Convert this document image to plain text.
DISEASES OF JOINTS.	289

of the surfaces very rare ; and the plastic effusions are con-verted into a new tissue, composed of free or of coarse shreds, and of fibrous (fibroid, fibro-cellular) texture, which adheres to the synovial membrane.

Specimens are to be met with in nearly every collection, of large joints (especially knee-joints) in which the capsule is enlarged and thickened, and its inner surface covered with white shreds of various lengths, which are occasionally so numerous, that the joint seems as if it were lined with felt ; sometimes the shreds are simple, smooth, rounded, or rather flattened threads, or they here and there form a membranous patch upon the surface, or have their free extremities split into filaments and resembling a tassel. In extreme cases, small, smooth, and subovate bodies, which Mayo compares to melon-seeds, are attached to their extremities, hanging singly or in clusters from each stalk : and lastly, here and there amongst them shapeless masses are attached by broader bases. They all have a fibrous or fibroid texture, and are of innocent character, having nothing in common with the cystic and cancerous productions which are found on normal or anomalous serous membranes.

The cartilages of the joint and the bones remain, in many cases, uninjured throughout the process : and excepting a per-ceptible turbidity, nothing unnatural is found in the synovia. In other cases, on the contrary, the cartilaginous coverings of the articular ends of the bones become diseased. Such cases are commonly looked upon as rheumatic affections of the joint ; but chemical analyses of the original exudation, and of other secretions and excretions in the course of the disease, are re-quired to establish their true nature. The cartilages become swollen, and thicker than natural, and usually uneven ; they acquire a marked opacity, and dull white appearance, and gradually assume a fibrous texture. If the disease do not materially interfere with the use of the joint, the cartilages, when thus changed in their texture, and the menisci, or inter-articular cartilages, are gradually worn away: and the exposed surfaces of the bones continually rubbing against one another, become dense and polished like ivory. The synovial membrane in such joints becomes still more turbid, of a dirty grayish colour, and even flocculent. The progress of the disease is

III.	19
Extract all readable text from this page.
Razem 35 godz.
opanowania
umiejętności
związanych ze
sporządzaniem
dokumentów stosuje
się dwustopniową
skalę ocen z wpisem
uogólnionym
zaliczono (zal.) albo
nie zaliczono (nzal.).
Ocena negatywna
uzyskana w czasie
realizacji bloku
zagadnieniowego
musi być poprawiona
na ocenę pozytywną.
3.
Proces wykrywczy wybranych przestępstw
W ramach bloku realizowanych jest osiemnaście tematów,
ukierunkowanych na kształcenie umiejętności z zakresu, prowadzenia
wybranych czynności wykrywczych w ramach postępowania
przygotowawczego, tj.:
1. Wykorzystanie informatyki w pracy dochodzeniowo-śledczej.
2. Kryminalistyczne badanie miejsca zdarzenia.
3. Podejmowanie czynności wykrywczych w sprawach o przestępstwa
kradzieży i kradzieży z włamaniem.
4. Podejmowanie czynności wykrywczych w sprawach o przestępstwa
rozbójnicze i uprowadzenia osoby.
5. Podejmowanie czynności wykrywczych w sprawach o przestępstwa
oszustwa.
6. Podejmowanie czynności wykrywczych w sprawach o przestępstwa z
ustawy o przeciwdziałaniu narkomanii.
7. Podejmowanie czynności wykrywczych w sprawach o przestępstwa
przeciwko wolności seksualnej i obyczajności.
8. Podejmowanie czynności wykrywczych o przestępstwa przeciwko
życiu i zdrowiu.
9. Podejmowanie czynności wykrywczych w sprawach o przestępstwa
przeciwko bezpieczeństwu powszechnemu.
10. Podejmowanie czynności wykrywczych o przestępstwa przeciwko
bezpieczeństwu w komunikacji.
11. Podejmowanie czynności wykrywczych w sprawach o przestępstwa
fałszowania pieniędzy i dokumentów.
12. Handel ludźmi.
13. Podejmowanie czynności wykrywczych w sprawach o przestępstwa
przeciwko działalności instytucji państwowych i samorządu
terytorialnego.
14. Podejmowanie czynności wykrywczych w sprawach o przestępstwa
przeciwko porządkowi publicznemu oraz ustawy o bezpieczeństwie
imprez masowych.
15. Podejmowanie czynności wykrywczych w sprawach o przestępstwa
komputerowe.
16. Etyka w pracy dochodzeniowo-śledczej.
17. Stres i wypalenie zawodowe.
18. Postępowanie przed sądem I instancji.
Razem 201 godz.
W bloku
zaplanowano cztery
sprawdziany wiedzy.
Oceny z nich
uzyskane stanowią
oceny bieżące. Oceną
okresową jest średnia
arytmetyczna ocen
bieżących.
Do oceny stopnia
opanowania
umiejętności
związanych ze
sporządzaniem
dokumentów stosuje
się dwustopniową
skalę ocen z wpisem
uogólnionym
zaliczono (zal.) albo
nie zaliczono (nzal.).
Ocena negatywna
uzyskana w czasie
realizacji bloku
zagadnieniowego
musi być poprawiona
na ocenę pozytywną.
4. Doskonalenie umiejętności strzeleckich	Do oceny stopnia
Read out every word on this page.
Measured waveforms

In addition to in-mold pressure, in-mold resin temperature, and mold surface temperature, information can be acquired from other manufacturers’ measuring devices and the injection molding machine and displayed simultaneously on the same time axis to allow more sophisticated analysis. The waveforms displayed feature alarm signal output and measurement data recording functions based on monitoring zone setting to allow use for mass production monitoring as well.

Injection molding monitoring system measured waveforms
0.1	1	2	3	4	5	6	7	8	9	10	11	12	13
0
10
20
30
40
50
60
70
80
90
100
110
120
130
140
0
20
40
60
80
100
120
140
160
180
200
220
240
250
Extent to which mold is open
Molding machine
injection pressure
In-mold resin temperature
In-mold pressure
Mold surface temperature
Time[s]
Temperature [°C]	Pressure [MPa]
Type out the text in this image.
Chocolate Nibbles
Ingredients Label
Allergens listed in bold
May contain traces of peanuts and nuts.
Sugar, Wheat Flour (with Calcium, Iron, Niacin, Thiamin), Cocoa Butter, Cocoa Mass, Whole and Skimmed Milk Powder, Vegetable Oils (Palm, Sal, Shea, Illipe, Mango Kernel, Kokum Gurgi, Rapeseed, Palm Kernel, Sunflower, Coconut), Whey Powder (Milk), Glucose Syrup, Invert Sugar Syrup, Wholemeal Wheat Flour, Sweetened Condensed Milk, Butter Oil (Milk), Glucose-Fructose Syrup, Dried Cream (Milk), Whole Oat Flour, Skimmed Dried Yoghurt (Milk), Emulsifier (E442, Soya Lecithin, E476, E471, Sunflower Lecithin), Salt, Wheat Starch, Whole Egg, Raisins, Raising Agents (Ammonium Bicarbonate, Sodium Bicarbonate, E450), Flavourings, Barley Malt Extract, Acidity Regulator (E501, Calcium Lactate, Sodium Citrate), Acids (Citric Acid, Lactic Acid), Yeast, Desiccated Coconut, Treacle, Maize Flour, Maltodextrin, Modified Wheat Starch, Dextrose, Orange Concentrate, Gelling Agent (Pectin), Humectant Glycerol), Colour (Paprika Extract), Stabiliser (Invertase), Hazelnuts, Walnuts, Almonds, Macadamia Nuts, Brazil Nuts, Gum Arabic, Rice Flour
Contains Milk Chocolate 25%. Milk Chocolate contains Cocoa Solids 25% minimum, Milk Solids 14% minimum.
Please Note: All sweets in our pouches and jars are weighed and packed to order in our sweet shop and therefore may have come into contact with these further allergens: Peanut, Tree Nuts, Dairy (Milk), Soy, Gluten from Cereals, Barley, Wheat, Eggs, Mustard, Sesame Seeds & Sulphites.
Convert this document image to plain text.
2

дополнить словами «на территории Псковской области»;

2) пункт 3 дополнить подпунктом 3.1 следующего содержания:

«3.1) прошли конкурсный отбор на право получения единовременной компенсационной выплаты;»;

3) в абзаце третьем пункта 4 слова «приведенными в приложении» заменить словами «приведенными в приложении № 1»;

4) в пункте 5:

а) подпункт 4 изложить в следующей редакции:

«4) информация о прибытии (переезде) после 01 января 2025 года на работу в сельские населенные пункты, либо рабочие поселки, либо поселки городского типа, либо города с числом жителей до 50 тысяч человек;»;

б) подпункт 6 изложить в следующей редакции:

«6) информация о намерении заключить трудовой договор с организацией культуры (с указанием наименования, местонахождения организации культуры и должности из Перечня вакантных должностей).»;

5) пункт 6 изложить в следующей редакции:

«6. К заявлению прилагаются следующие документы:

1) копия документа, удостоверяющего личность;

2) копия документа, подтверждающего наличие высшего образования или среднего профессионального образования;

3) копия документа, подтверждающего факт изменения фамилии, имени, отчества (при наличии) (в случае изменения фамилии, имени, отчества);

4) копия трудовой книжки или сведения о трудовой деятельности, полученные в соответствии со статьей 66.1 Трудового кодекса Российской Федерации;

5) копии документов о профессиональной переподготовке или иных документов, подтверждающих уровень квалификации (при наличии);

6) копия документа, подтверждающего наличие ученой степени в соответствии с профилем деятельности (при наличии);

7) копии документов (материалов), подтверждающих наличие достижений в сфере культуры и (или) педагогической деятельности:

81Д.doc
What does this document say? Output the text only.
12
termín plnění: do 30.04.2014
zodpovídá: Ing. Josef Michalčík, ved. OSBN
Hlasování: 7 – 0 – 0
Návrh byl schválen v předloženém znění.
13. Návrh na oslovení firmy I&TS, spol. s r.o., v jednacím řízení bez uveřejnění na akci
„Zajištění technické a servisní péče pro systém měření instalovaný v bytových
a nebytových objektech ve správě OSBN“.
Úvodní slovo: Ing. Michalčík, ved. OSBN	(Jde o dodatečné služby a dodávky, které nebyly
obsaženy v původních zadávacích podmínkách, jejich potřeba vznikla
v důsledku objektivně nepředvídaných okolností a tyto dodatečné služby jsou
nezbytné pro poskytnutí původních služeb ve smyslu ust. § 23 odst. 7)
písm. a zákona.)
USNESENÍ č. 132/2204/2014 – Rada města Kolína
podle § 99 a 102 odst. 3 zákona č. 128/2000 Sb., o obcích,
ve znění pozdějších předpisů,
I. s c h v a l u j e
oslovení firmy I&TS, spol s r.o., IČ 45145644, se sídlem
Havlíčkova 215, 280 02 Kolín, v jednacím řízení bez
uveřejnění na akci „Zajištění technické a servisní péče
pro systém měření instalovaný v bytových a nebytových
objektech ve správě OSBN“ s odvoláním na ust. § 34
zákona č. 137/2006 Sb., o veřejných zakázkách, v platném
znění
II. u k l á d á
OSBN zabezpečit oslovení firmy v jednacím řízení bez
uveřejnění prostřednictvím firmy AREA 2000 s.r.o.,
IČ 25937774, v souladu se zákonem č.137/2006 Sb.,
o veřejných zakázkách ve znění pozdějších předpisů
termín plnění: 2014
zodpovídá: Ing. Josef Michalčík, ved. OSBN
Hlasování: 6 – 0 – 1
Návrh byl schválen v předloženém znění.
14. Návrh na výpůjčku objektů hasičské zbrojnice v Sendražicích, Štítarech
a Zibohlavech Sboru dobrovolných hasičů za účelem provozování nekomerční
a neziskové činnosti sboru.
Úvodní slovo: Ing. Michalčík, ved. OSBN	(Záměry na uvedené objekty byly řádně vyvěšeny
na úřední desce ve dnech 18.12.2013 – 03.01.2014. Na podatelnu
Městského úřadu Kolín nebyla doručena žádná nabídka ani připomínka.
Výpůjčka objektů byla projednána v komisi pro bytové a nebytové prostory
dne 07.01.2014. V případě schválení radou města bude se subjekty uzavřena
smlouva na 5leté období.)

===

Your task.
Show each line in the entries that holds the string "firmy".

Expected answer.
13. Návrh na oslovení firmy I&TS, spol. s r.o., v jednacím řízení bez uveřejnění na akci
oslovení firmy I&TS, spol s r.o., IČ 45145644, se sídlem
OSBN zabezpečit oslovení firmy v jednacím řízení bez
uveřejnění prostřednictvím firmy AREA 2000 s.r.o.,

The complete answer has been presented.